Leave out the pictures and restate the rest of the data exactly.
+ + + + +
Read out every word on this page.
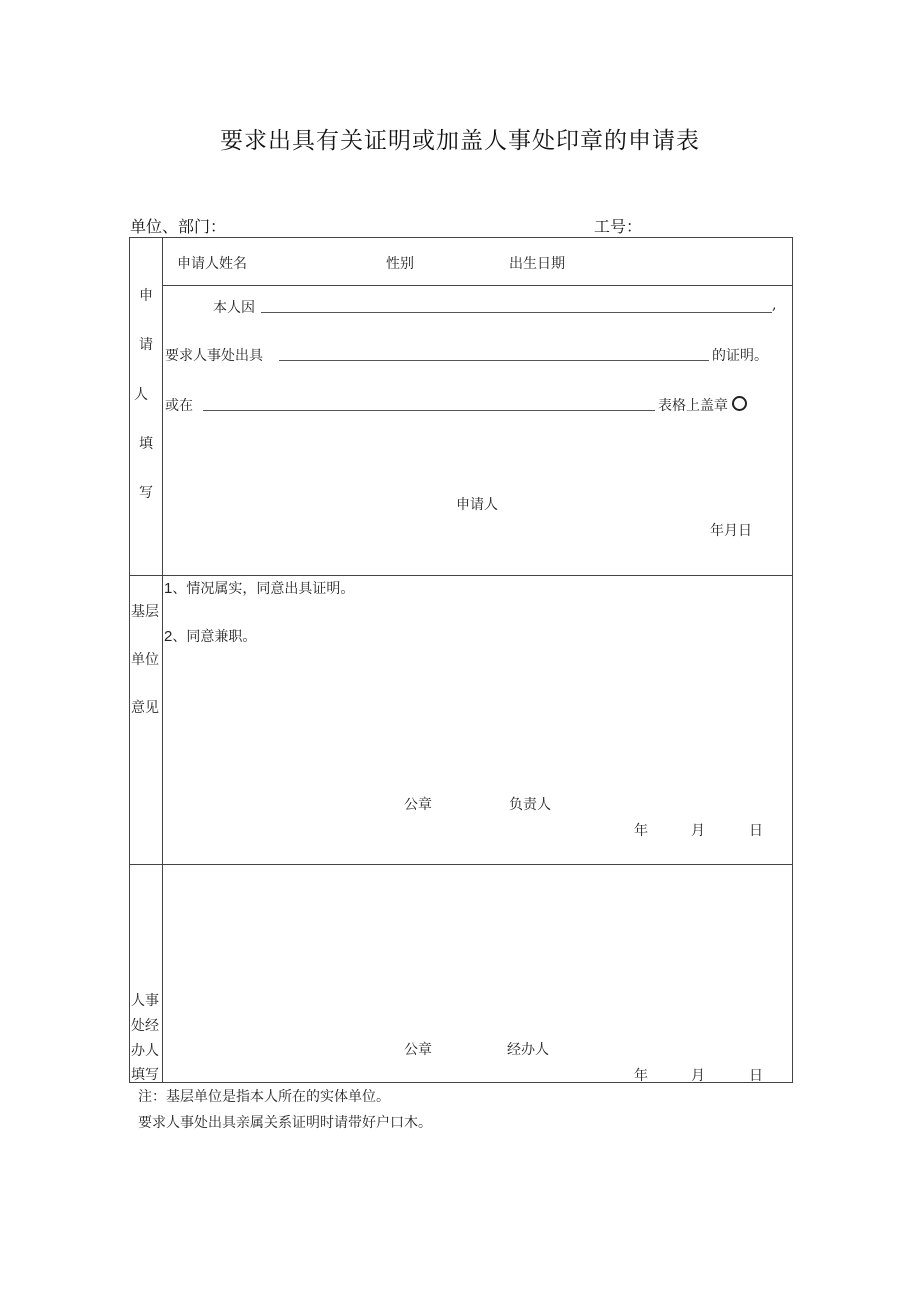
要求出具有关证明或加盖人事处印章的申请表
单位、部门：	工号：
申
请
人
填
写
申请人姓名	性别	出生日期
本人因	,
要求人事处出具	的证明。
或在	表格上盖章
申请人
年月日
基层
单位
意见
1、情况属实，同意出具证明。
2、同意兼职。
公章	负责人
年	月	日
人事
处经
办人
填写
公章	经办人
年	月	日
注：基层单位是指本人所在的实体单位。
要求人事处出具亲属关系证明时请带好户口木。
+ + + + +
- Result -
Read out every word on this page.
要求出具有关证明或加盖人事处印章的申请表
单位、部门：	工号：
申
请
人
填
写
申请人姓名	性别	出生日期
本人因	,
要求人事处出具	的证明。
或在	表格上盖章
申请人
年月日
基层
单位
意见
1、情况属实，同意出具证明。
2、同意兼职。
公章	负责人
年	月	日
人事
处经
办人
填写
公章	经办人
年	月	日
注：基层单位是指本人所在的实体单位。
要求人事处出具亲属关系证明时请带好户口木。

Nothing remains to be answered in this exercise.